**Directive A**
Copy the part of the puppy-biting thread between "## Beth Watkins" and "(Dec 27, 2011)", inclusive, swapping "Minnie" for "Bella".
── Passage given ──
I have only had to spray it 4 times and the difference it has made. wish i had used it months ago as i had tried everything and nothing worked until i used this spray.

Good luck


----------



## marisa (Jun 19, 2012)

One of my friends used a spritzer water bottle and spritzed the dog in the nose with it when it tried to bite. It did stop biting, but I don't know if I could do that unless I was really concerned with the biting.


----------



## Beth Watkins (Jun 11, 2012)

I posted something similar to this! Minnie is 8 weeks and when she gets to playful she really hurts when she bites and gets far to carried away! And when you shout NO and her to trys to bite you even more! Im being very consistant with her and she is slooowly starting to learn!! It's when she sees my younger sister she get like this and I know it's because she always plays with Minnie and she just thinks she playing all the time! 

Other than this shes amazing! I wouldn't change her for the world and I know in time she'll grow out of it!! I know exactly how you feel though, Jo!! 

x x x


----------



## designsbyisis (Dec 27, 2011)

I hope you are feeling better now you know it's not just you ! I had some nights when I seriously considered giving Dex up because of it - I promise it will resolve. At night now we have what everyone dreams of - a well behaved & toilet trained ball of fluff who loves nothing more than a cuddle & snooze on the sofa while watching the telly. 


Sent from my iPhone 
Lisa - mum of 3 boys, Dexter Cockapoo & 4 hens !


----------
───
**Directive B**
Rewrite the records from their first line through the line that contains "bar-cap-家 (41, 93, 57, 100)" as a JSON list of strings, one string per line, with blank lines left out.
── Entries provided ──
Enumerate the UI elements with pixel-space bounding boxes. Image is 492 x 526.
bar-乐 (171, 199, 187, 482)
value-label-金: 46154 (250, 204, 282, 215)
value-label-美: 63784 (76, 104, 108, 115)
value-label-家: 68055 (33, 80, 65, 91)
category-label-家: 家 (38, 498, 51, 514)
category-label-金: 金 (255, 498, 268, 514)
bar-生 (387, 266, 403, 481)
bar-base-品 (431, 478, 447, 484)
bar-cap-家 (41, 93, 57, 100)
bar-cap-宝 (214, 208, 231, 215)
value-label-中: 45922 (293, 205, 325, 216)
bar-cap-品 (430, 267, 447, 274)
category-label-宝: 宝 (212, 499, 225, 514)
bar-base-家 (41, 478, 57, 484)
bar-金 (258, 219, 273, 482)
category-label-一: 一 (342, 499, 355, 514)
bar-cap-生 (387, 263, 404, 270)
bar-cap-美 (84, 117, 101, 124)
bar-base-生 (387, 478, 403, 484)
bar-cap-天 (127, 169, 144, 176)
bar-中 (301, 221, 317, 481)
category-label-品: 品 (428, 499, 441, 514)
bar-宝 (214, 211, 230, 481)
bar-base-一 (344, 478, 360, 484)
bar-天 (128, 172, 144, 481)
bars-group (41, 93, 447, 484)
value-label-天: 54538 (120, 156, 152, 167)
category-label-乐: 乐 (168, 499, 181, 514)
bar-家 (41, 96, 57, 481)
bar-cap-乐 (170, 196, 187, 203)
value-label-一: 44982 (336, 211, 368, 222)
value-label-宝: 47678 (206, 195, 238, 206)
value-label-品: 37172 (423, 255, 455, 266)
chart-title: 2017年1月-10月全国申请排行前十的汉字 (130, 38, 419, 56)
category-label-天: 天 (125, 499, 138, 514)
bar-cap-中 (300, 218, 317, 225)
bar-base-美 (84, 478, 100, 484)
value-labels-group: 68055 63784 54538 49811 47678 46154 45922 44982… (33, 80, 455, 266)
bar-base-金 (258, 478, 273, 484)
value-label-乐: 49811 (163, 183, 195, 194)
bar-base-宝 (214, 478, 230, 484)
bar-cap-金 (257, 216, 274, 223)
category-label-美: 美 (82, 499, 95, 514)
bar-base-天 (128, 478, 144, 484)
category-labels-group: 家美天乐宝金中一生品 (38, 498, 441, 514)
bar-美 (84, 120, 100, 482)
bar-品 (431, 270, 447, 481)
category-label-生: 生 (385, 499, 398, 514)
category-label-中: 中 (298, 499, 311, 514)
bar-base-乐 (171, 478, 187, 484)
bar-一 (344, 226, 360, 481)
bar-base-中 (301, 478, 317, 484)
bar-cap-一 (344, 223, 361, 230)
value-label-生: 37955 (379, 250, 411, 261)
───
**Expected output A**
## Beth Watkins (Jun 11, 2012)

I posted something similar to this! Bella is 8 weeks and when she gets to playful she really hurts when she bites and gets far to carried away! And when you shout NO and her to trys to bite you even more! Im being very consistant with her and she is slooowly starting to learn!! It's when she sees my younger sister she get like this and I know it's because she always plays with Bella and she just thinks she playing all the time! 

Other than this shes amazing! I wouldn't change her for the world and I know in time she'll grow out of it!! I know exactly how you feel though, Jo!! 

x x x


----------



## designsbyisis (Dec 27, 2011)

**Expected output B**
[
  "Enumerate the UI elements with pixel-space bounding boxes. Image is 492 x 526.",
  "bar-乐 (171, 199, 187, 482)",
  "value-label-金: 46154 (250, 204, 282, 215)",
  "value-label-美: 63784 (76, 104, 108, 115)",
  "value-label-家: 68055 (33, 80, 65, 91)",
  "category-label-家: 家 (38, 498, 51, 514)",
  "category-label-金: 金 (255, 498, 268, 514)",
  "bar-生 (387, 266, 403, 481)",
  "bar-base-品 (431, 478, 447, 484)",
  "bar-cap-家 (41, 93, 57, 100)"
]